**WHAT THE EXERCISE ASKS:**
Keep only the lines of the data below that contain "временем", and copy them.

**MATERIAL SHOWN:**
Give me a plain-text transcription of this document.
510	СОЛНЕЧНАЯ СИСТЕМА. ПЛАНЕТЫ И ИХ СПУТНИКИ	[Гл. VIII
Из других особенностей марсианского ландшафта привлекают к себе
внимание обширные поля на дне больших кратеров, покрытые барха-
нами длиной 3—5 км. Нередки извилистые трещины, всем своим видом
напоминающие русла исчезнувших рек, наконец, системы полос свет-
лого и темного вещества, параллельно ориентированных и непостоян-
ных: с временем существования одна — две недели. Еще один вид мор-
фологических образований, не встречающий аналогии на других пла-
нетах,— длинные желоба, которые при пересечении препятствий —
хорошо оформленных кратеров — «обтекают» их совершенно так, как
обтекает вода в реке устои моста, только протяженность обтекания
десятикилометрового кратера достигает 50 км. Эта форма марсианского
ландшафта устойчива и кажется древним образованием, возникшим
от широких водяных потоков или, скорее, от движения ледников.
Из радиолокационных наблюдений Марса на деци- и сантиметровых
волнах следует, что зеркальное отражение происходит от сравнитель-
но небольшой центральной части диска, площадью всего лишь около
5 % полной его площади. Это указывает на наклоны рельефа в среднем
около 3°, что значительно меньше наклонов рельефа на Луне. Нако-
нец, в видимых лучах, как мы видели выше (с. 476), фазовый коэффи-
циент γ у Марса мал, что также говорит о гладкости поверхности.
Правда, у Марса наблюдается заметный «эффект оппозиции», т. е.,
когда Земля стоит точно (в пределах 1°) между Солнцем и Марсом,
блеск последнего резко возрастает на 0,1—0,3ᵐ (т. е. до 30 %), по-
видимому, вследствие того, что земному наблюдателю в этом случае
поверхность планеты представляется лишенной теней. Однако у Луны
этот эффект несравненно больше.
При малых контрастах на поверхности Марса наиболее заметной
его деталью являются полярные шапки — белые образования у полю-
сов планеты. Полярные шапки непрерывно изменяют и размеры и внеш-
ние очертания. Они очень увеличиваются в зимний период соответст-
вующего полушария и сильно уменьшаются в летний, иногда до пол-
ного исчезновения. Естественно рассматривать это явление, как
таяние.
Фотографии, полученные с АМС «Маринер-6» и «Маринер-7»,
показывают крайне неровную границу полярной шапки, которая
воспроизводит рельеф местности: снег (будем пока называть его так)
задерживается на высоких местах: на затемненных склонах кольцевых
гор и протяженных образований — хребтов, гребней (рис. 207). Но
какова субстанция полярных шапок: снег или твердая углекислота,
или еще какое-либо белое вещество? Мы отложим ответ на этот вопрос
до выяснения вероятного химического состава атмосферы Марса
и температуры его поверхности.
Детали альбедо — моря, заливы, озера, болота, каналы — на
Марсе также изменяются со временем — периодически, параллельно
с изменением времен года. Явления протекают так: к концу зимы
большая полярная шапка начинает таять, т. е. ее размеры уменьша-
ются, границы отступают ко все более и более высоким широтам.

**THE RESULT:**
ных: с временем существования одна — две недели. Еще один вид мор-
Марсе также изменяются со временем — периодически, параллельно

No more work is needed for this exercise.